» Problem details
Search the records for the word "ahead" and pick out every line that has it.

━━━━━━━━━━━━━━━━

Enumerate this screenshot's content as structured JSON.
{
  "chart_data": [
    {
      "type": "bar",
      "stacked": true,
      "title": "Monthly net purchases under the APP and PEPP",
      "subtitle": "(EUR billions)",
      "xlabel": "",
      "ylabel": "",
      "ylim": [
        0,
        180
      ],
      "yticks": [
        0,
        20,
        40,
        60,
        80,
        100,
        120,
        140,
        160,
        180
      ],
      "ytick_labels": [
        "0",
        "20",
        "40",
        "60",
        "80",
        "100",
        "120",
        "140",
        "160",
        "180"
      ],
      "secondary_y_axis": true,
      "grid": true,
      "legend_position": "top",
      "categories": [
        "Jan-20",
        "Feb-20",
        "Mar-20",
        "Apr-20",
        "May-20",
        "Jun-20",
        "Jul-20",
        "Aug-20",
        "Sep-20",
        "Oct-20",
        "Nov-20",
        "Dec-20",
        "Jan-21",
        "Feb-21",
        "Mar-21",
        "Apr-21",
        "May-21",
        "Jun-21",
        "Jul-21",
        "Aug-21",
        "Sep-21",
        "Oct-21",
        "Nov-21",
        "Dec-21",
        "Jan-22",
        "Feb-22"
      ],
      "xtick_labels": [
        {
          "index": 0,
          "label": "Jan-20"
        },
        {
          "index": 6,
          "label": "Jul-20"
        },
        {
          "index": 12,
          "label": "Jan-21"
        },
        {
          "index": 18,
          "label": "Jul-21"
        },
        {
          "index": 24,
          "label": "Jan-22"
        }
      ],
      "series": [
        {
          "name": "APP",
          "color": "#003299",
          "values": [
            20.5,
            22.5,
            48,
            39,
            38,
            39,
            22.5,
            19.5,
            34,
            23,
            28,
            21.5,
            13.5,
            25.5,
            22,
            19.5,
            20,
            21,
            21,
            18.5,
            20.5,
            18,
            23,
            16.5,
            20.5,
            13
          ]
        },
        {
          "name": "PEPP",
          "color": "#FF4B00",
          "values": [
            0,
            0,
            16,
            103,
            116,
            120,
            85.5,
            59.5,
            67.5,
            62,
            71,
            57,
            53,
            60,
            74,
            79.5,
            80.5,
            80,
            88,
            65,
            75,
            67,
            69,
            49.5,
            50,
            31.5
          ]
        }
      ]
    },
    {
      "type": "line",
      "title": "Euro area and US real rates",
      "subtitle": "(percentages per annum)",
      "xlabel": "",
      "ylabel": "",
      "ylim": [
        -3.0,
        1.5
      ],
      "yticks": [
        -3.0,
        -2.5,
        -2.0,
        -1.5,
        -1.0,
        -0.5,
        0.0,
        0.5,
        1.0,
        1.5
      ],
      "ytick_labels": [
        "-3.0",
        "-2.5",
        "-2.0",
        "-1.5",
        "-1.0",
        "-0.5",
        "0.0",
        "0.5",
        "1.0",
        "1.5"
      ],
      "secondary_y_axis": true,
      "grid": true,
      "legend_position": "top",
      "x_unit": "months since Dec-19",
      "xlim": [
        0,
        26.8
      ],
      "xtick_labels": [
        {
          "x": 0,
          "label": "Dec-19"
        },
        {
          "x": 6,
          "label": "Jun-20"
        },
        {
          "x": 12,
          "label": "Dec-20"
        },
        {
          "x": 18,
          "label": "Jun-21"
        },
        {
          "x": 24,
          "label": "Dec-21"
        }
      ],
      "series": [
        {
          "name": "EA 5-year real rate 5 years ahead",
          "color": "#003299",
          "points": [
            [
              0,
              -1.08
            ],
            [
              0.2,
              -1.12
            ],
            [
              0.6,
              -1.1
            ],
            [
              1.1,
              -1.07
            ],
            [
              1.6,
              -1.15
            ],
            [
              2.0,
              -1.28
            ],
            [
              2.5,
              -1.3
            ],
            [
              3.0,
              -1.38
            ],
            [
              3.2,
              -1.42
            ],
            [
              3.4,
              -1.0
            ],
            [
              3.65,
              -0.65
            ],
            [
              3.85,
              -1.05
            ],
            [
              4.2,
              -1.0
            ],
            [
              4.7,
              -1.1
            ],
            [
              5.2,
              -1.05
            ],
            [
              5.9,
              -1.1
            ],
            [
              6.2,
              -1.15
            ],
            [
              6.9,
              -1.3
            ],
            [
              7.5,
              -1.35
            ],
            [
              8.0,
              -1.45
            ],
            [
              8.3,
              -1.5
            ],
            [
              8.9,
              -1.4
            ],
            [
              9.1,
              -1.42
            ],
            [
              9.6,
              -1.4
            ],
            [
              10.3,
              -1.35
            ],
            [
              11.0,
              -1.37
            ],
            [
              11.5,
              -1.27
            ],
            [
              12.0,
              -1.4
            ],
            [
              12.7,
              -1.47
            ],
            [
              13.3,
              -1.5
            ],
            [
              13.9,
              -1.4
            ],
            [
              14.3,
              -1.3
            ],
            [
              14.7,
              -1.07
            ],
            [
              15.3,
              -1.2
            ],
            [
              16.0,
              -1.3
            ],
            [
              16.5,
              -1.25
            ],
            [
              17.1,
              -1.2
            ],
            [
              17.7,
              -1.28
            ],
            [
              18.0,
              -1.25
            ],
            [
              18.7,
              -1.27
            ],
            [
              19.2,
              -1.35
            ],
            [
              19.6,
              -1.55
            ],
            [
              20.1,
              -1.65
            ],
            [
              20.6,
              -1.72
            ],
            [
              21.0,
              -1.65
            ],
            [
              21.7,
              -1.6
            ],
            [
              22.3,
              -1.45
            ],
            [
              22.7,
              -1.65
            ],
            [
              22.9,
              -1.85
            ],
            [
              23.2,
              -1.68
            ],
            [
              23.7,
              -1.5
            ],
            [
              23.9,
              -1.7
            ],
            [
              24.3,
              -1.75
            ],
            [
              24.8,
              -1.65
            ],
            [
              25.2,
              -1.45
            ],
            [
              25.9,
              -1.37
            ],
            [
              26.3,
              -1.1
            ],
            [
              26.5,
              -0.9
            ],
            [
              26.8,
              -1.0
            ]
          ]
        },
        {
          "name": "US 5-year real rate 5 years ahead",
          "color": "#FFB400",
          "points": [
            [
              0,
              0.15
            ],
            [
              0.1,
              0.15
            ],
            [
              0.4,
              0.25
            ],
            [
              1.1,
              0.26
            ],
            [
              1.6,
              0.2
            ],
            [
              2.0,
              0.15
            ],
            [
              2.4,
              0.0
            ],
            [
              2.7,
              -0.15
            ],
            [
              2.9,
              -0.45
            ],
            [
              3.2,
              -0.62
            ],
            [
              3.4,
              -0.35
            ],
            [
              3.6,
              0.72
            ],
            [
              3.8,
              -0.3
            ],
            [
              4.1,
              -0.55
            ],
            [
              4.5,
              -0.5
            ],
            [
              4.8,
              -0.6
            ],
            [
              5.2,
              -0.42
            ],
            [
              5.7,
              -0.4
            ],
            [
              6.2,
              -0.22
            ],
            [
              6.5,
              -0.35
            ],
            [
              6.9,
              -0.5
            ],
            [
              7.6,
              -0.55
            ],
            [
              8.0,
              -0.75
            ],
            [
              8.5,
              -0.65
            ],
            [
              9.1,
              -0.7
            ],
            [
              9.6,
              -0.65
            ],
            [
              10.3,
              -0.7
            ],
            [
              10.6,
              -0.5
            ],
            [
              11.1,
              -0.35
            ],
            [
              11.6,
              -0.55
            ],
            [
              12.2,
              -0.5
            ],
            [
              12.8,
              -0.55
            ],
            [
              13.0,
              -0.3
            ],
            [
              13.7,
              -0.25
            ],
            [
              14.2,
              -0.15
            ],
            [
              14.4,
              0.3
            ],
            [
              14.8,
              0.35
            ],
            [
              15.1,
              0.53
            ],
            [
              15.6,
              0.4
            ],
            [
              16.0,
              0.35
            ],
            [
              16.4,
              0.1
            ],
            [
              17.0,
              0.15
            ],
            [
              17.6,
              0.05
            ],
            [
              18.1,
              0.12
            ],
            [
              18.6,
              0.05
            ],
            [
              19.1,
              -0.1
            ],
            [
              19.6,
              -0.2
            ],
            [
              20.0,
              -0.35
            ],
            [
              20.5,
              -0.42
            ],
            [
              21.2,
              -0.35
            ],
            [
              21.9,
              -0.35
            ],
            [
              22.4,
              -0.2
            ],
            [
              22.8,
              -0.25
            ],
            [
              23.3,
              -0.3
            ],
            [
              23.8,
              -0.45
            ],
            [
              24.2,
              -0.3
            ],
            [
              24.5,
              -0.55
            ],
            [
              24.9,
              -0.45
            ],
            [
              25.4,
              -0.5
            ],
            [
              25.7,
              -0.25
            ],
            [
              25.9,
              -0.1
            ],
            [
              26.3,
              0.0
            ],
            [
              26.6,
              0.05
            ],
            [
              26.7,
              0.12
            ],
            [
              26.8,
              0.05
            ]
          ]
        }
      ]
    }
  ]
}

━━━━━━━━━━━━━━━━

» The solution
          "name": "EA 5-year real rate 5 years ahead",
          "name": "US 5-year real rate 5 years ahead",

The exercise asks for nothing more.